++++ DATA ROWS ++++
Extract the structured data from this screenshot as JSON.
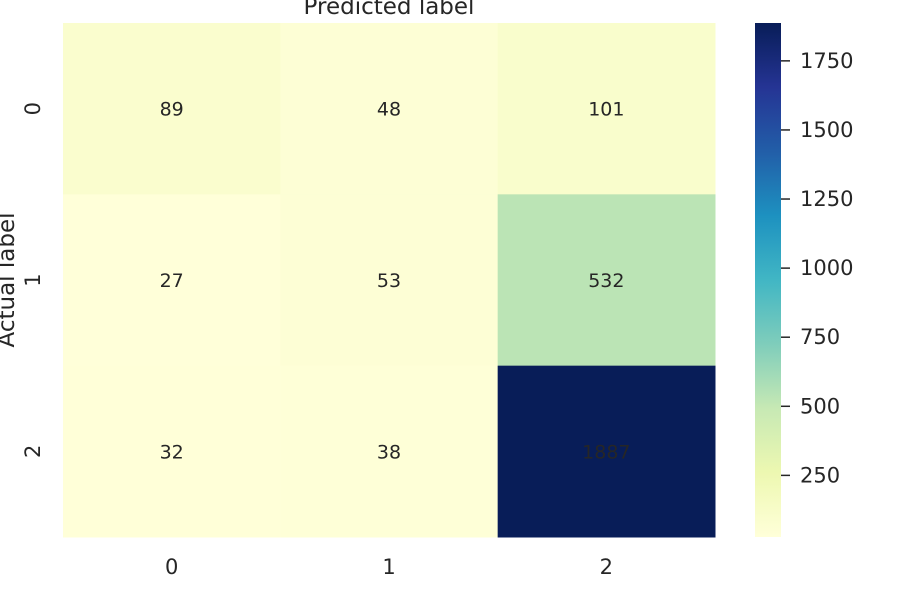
{
  "chart_data": {
    "type": "heatmap",
    "xlabel": "Predicted label",
    "ylabel": "Actual label",
    "x_categories": [
      "0",
      "1",
      "2"
    ],
    "y_categories": [
      "0",
      "1",
      "2"
    ],
    "matrix": [
      [
        89,
        48,
        101
      ],
      [
        27,
        53,
        532
      ],
      [
        32,
        38,
        1887
      ]
    ],
    "colormap": "YlGnBu",
    "colorbar": {
      "min": 27,
      "max": 1887,
      "ticks": [
        250,
        500,
        750,
        1000,
        1250,
        1500,
        1750
      ],
      "tick_labels": [
        "250",
        "500",
        "750",
        "1000",
        "1250",
        "1500",
        "1750"
      ]
    },
    "grid": false
  }
}
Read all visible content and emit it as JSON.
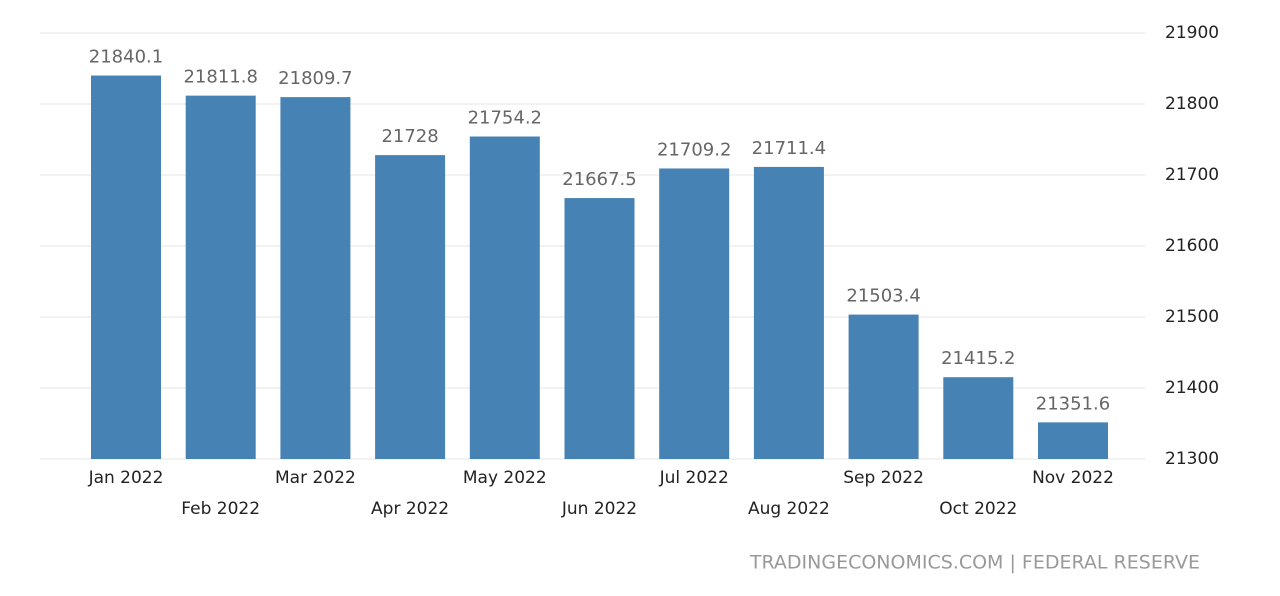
++++
TASK BRIEF:
Find each line with the string "JSON" and copy it out.

RESULT FOR THIS TASK:
Extract the structured data from this screenshot as JSON.
Read all visible content and emit it as JSON.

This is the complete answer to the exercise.